===== MATERIAL TO PROCESS
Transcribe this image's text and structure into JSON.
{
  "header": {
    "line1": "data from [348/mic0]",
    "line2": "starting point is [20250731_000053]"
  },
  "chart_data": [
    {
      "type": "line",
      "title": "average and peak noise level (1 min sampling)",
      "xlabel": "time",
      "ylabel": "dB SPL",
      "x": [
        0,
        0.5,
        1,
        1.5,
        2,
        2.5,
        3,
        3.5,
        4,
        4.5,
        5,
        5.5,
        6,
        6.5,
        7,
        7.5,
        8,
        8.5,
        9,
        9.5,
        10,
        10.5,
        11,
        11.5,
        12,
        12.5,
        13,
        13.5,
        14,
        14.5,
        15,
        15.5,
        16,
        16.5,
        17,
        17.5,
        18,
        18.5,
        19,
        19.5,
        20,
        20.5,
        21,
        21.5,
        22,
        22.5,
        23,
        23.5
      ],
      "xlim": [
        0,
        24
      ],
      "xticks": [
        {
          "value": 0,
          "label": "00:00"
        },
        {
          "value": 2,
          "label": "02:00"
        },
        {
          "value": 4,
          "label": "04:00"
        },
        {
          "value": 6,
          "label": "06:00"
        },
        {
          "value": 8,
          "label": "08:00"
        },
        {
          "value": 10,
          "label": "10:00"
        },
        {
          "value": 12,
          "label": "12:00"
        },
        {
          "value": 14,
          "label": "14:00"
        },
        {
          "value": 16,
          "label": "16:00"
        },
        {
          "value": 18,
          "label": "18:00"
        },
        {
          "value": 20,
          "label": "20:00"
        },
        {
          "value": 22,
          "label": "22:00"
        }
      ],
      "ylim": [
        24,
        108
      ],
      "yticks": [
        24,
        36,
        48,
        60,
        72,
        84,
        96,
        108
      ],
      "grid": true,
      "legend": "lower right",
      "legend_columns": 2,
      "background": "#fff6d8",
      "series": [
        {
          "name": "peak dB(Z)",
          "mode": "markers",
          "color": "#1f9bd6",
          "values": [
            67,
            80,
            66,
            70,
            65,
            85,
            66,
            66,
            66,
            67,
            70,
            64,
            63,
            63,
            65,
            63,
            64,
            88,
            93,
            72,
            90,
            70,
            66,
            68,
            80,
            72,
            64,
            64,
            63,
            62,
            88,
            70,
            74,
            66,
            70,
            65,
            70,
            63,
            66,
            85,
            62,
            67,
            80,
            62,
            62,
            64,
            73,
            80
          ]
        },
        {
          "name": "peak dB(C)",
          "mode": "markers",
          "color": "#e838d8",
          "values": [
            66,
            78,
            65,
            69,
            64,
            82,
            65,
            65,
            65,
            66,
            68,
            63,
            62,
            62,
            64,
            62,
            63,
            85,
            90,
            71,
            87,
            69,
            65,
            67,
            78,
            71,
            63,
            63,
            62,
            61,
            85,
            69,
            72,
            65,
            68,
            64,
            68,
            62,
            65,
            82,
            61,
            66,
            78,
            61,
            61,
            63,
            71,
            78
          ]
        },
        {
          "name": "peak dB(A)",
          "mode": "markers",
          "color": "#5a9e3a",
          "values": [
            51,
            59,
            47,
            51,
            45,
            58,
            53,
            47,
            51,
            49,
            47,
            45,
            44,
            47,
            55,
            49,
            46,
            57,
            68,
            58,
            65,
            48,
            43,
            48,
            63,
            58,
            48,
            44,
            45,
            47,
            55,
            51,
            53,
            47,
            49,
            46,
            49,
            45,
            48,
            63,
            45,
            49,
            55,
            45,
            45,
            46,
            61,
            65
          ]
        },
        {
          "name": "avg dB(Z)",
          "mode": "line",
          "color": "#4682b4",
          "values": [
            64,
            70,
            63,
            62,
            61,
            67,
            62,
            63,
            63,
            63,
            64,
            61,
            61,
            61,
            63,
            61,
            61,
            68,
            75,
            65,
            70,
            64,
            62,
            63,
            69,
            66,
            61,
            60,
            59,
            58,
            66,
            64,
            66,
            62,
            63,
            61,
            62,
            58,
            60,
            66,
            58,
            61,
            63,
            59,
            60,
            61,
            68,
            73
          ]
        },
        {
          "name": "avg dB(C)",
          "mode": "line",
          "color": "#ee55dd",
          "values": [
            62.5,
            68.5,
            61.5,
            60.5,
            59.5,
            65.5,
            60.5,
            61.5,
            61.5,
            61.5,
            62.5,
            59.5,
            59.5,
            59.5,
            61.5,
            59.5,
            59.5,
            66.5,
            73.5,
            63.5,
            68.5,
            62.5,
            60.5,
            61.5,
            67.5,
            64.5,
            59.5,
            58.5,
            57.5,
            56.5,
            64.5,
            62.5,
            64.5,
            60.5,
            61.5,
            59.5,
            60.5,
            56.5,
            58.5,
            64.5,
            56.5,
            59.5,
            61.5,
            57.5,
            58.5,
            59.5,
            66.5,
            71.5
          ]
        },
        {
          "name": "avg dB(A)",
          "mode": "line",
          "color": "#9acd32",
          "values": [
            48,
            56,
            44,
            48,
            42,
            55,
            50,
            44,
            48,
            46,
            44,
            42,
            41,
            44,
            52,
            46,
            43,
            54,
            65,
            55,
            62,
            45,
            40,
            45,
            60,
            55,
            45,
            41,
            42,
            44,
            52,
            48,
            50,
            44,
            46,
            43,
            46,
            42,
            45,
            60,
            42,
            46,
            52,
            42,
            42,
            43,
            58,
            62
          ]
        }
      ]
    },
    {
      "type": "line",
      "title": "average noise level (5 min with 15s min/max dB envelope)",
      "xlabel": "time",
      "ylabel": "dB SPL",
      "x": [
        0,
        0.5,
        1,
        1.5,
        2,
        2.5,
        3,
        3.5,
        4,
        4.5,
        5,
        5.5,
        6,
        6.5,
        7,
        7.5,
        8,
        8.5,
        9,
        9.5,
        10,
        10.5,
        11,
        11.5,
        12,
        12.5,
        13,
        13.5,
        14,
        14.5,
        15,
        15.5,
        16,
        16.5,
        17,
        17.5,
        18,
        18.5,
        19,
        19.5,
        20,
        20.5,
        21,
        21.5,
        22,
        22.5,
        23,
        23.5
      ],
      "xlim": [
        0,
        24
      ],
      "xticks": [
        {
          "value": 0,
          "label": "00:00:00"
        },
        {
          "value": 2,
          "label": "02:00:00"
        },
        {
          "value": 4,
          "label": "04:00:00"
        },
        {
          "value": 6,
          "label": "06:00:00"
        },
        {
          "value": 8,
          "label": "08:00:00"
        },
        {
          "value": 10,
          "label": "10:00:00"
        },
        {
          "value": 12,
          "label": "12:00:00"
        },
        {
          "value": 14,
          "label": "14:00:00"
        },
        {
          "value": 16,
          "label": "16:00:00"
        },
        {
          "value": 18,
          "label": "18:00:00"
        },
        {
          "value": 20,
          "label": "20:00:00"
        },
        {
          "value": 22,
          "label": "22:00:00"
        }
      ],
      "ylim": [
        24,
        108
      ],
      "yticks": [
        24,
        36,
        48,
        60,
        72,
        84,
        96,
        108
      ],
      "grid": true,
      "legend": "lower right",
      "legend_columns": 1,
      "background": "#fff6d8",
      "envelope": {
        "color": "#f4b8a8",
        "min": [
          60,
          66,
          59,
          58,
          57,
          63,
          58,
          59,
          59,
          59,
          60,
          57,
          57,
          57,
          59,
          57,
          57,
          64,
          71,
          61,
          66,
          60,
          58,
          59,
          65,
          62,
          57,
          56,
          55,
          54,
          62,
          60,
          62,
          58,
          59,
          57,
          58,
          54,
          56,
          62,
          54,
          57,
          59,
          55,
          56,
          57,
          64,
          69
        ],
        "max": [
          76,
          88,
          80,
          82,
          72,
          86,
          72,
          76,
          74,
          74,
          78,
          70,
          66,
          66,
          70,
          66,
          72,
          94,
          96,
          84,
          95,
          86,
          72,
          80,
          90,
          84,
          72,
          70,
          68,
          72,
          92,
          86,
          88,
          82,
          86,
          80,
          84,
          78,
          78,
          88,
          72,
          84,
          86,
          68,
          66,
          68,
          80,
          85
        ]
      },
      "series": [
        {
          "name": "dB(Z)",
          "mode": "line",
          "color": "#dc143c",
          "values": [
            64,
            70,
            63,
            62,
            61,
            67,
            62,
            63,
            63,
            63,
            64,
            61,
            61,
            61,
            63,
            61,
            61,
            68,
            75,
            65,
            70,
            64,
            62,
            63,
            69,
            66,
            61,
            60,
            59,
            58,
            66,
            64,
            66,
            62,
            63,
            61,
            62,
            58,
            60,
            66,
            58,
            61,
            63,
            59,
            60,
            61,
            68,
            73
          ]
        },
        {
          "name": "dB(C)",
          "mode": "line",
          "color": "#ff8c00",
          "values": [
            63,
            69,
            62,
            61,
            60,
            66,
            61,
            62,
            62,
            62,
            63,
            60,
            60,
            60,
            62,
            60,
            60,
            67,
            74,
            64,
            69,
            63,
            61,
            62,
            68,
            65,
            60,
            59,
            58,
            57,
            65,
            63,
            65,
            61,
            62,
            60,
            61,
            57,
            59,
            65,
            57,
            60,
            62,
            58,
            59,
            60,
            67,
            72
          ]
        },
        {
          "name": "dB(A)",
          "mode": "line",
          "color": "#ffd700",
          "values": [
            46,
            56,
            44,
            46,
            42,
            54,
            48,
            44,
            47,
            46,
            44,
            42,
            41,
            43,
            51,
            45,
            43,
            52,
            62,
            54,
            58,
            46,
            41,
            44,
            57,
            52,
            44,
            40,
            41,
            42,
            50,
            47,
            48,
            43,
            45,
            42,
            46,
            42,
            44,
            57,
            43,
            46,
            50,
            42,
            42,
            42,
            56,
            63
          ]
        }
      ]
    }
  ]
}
==========
### OBJECTIVE:
Select, from the listing, all lines that include the word "color".

### TASK RESPONSE:
          "color": "#1f9bd6",
          "color": "#e838d8",
          "color": "#5a9e3a",
          "color": "#4682b4",
          "color": "#ee55dd",
          "color": "#9acd32",
        "color": "#f4b8a8",
          "color": "#dc143c",
          "color": "#ff8c00",
          "color": "#ffd700",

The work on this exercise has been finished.